WORK TO BE COMPLETED: From the listing below, pull out every line where the string "Polo" appears.

┌────────

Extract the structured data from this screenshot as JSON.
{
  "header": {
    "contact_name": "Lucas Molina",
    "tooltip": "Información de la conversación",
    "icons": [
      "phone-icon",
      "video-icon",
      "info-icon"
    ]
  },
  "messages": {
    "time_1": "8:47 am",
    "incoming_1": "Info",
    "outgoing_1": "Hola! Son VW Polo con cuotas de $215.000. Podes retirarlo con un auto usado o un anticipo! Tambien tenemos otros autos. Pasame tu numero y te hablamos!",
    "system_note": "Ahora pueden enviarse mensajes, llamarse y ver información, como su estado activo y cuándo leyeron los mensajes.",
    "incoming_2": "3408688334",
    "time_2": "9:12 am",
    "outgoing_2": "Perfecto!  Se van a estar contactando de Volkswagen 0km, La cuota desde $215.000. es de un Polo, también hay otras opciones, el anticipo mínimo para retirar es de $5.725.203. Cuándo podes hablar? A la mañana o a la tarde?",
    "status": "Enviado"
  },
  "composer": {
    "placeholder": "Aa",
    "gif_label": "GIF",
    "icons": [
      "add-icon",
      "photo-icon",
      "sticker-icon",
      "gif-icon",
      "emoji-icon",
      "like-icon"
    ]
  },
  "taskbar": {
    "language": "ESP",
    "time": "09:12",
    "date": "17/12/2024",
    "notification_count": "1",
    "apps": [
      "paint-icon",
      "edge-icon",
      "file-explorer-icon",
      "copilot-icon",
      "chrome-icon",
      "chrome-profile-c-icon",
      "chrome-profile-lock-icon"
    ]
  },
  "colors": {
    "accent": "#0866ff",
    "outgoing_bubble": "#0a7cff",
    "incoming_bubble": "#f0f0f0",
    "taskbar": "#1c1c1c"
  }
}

└────────

OUTPUT FOR THIS EXERCISE:
    "outgoing_1": "Hola! Son VW Polo con cuotas de $215.000. Podes retirarlo con un auto usado o un anticipo! Tambien tenemos otros autos. Pasame tu numero y te hablamos!",
    "outgoing_2": "Perfecto!  Se van a estar contactando de Volkswagen 0km, La cuota desde $215.000. es de un Polo, también hay otras opciones, el anticipo mínimo para retirar es de $5.725.203. Cuándo podes hablar? A la mañana o a la tarde?",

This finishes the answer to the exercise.